24,5 km; 1122 hm rauf; 631 hm runter

Tag 3: Ein stürmisches Jahr

Um 5:00 Uhr stand ich auf und trat aus der Hütte. Das Tal unter uns war hinter einem dichten Nebelschleier versteckt und nur die Bergspitzen lugten daraus hervor. Es schien, als hätte es in den höheren Bergen sogar geschneit! Ich betrachtete für einige Augenblicke die Landschaft und schlüpfte wieder hinein in das kleine Biwak.

Als Marijn kurze Zeit später ebenfalls wach wurde, frühstückten wir und packten unsere Rucksäcke.

Von dem Hügel auf dem unsere kleine Schutzhütte stand, ging es zunächst einige Zeit leicht bergab, bis wir an ein Skiresort gelangten. Auf der Terrasse vor einer bewirtschaften Hütte saßen einige Männer und tranken Kaffee. Wir machten ebenfalls eine kurze Kaffeepause und ich wusch meine Unterwäsche im Badezimmer der Hütte.

Anschließend wanderten wir entlang eines von Bergblumen gesäumten abgeflachten Grats der uns schließlich wieder in einen dichten Wald führte. Noch immer wimmelte es nur so von Blumen und Schmetterlingen. Viele frisch entwurzelte Bäume wiesen auf starke Gewitter in jüngerer Vergangenheit hin. Wir kletterten hinüber oder unter ihnen hindurch. Nach einiger Zeit entdeckte ich kleine Blaubeeren an den Sträuchern die den Pfad einrahmten. Als wir uns umsahen sahen wir mehr und mehr Früchte. Hinter dem nächsten Hügel trafen wir auf Dutzende Slowenen, die mit besonderen Sammelvorrichtungen die Blaubeeren einsammelten. Scherzhaft sagte Marijn, Blaubeeren Sammeln sei der National Sport der Slowenen (sowie Pilze sammeln der national Sport der Tschechen ist).

Kurz vor Mittag erreichten wir eine geschlossene Hütte hinter welcher wir den Abstieg nach Slovenj Gradec in Angriff nahmen. Nach gut einer Stunde wandern durch Wald und vorbei an kleinen Bauernhöfen erreichten wir die kleine Stadt und steuerten direkt den Supermarkt an, um uns mit Wanderverpflegung zu versorgen. Obst und Joghurt wurden direkt vor Ort verzehrt.

- [Datenauszug]
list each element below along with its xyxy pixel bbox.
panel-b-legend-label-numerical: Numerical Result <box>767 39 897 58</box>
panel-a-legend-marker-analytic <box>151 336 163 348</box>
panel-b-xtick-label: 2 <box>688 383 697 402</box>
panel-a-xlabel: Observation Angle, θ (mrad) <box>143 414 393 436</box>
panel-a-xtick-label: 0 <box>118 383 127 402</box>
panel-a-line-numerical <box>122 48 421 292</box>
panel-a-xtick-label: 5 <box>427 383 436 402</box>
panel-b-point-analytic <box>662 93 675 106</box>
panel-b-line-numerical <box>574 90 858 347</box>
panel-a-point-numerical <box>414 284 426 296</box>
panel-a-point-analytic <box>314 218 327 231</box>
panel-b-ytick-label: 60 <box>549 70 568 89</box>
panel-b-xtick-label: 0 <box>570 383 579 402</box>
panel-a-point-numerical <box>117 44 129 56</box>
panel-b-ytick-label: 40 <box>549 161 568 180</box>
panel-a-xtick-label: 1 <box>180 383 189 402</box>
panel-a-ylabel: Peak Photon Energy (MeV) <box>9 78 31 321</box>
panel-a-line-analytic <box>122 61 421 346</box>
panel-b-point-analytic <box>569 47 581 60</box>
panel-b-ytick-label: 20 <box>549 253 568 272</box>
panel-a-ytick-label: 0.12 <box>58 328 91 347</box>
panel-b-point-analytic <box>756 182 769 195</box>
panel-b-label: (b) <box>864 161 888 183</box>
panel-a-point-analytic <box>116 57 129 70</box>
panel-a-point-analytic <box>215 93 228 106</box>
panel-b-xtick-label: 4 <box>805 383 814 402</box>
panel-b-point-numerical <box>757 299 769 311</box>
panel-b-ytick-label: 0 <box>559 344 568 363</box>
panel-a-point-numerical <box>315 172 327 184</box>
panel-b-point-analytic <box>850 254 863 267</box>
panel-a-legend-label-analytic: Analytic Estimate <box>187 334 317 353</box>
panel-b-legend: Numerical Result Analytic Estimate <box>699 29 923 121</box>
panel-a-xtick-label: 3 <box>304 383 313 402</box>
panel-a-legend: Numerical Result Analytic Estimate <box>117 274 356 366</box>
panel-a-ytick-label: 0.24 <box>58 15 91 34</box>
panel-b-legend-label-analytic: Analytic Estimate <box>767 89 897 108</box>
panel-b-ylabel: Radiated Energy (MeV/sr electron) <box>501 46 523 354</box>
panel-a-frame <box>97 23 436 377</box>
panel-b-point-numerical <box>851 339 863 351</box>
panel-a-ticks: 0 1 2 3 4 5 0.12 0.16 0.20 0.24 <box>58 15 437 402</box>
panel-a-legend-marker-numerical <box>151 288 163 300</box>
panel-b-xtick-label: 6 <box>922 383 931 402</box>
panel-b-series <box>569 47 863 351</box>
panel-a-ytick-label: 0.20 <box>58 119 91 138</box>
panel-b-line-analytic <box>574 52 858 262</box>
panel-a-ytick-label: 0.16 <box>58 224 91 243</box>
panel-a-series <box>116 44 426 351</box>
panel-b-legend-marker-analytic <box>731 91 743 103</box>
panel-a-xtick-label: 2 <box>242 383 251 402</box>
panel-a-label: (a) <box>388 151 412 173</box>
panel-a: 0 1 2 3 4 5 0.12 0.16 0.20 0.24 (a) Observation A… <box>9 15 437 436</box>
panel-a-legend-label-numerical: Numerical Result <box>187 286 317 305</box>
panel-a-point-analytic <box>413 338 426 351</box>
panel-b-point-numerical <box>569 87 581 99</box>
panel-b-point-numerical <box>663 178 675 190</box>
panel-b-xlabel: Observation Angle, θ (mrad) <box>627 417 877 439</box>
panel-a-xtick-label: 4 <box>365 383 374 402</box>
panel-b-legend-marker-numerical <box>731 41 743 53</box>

- [Aufgaben]
1. Auf wen trafen die Wandernden laut dem Wanderbericht hinter dem nächsten Hügel?
2. Gib den Teil des Wanderberichts zwischen „24,5 km; 1122“ und „Badezimmer der Hütte.“, beide eingeschlossen, wortgetreu wieder.
Das Material ist hierfür ohne Belang.

- [Antworten]
1. Auf Dutzende Slowenen, die mit besonderen Sammelvorrichtungen Blaubeeren einsammelten.

2.
24,5 km; 1122 hm rauf; 631 hm runter

Tag 3: Ein stürmisches Jahr

Um 5:00 Uhr stand ich auf und trat aus der Hütte. Das Tal unter uns war hinter einem dichten Nebelschleier versteckt und nur die Bergspitzen lugten daraus hervor. Es schien, als hätte es in den höheren Bergen sogar geschneit! Ich betrachtete für einige Augenblicke die Landschaft und schlüpfte wieder hinein in das kleine Biwak.

Als Marijn kurze Zeit später ebenfalls wach wurde, frühstückten wir und packten unsere Rucksäcke.

Von dem Hügel auf dem unsere kleine Schutzhütte stand, ging es zunächst einige Zeit leicht bergab, bis wir an ein Skiresort gelangten. Auf der Terrasse vor einer bewirtschaften Hütte saßen einige Männer und tranken Kaffee. Wir machten ebenfalls eine kurze Kaffeepause und ich wusch meine Unterwäsche im Badezimmer der Hütte.